[start SOURCE MATERIAL]

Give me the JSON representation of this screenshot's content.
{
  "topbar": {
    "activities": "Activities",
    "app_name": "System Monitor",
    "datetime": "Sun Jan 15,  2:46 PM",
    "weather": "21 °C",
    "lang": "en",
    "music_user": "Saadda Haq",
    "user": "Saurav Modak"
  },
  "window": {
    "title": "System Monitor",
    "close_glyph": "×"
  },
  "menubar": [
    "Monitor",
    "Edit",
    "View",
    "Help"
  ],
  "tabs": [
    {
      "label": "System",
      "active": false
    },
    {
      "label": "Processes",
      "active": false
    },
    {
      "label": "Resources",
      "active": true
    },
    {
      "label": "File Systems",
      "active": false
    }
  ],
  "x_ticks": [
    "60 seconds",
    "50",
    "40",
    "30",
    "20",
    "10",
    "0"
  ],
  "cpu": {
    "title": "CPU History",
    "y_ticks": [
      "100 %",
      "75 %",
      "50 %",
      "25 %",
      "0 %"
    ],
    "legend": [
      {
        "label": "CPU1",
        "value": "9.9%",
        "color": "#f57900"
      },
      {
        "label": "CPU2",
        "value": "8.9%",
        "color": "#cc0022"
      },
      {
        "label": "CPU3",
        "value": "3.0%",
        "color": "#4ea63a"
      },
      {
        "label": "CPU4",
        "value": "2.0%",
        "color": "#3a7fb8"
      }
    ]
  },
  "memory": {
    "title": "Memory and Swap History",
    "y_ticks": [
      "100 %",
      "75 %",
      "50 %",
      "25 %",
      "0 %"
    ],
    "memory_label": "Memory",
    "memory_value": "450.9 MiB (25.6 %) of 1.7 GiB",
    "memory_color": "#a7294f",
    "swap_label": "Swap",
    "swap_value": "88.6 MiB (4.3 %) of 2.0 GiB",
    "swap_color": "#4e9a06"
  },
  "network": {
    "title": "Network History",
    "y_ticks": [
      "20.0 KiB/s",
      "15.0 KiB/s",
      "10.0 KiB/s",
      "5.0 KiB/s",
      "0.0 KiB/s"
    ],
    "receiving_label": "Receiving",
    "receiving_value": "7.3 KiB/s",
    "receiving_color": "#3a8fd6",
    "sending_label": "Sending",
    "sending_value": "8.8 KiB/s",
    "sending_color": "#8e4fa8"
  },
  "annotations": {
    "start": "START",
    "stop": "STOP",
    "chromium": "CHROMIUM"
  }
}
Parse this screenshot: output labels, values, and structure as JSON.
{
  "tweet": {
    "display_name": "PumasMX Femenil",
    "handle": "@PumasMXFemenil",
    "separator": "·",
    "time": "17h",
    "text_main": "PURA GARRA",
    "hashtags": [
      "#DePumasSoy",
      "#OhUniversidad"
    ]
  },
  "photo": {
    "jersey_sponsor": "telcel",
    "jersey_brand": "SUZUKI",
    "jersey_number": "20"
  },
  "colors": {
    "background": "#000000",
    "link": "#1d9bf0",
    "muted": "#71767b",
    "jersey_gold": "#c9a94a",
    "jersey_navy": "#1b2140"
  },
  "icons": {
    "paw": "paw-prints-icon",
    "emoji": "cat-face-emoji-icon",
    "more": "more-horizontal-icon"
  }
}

[end SOURCE MATERIAL]

Print all of the entries exactly as they appear.

• _RESPONSE BELOW_
Give me the JSON representation of this screenshot's content.
{
  "topbar": {
    "activities": "Activities",
    "app_name": "System Monitor",
    "datetime": "Sun Jan 15,  2:46 PM",
    "weather": "21 °C",
    "lang": "en",
    "music_user": "Saadda Haq",
    "user": "Saurav Modak"
  },
  "window": {
    "title": "System Monitor",
    "close_glyph": "×"
  },
  "menubar": [
    "Monitor",
    "Edit",
    "View",
    "Help"
  ],
  "tabs": [
    {
      "label": "System",
      "active": false
    },
    {
      "label": "Processes",
      "active": false
    },
    {
      "label": "Resources",
      "active": true
    },
    {
      "label": "File Systems",
      "active": false
    }
  ],
  "x_ticks": [
    "60 seconds",
    "50",
    "40",
    "30",
    "20",
    "10",
    "0"
  ],
  "cpu": {
    "title": "CPU History",
    "y_ticks": [
      "100 %",
      "75 %",
      "50 %",
      "25 %",
      "0 %"
    ],
    "legend": [
      {
        "label": "CPU1",
        "value": "9.9%",
        "color": "#f57900"
      },
      {
        "label": "CPU2",
        "value": "8.9%",
        "color": "#cc0022"
      },
      {
        "label": "CPU3",
        "value": "3.0%",
        "color": "#4ea63a"
      },
      {
        "label": "CPU4",
        "value": "2.0%",
        "color": "#3a7fb8"
      }
    ]
  },
  "memory": {
    "title": "Memory and Swap History",
    "y_ticks": [
      "100 %",
      "75 %",
      "50 %",
      "25 %",
      "0 %"
    ],
    "memory_label": "Memory",
    "memory_value": "450.9 MiB (25.6 %) of 1.7 GiB",
    "memory_color": "#a7294f",
    "swap_label": "Swap",
    "swap_value": "88.6 MiB (4.3 %) of 2.0 GiB",
    "swap_color": "#4e9a06"
  },
  "network": {
    "title": "Network History",
    "y_ticks": [
      "20.0 KiB/s",
      "15.0 KiB/s",
      "10.0 KiB/s",
      "5.0 KiB/s",
      "0.0 KiB/s"
    ],
    "receiving_label": "Receiving",
    "receiving_value": "7.3 KiB/s",
    "receiving_color": "#3a8fd6",
    "sending_label": "Sending",
    "sending_value": "8.8 KiB/s",
    "sending_color": "#8e4fa8"
  },
  "annotations": {
    "start": "START",
    "stop": "STOP",
    "chromium": "CHROMIUM"
  }
}
Parse this screenshot: output labels, values, and structure as JSON.
{
  "tweet": {
    "display_name": "PumasMX Femenil",
    "handle": "@PumasMXFemenil",
    "separator": "·",
    "time": "17h",
    "text_main": "PURA GARRA",
    "hashtags": [
      "#DePumasSoy",
      "#OhUniversidad"
    ]
  },
  "photo": {
    "jersey_sponsor": "telcel",
    "jersey_brand": "SUZUKI",
    "jersey_number": "20"
  },
  "colors": {
    "background": "#000000",
    "link": "#1d9bf0",
    "muted": "#71767b",
    "jersey_gold": "#c9a94a",
    "jersey_navy": "#1b2140"
  },
  "icons": {
    "paw": "paw-prints-icon",
    "emoji": "cat-face-emoji-icon",
    "more": "more-horizontal-icon"
  }
}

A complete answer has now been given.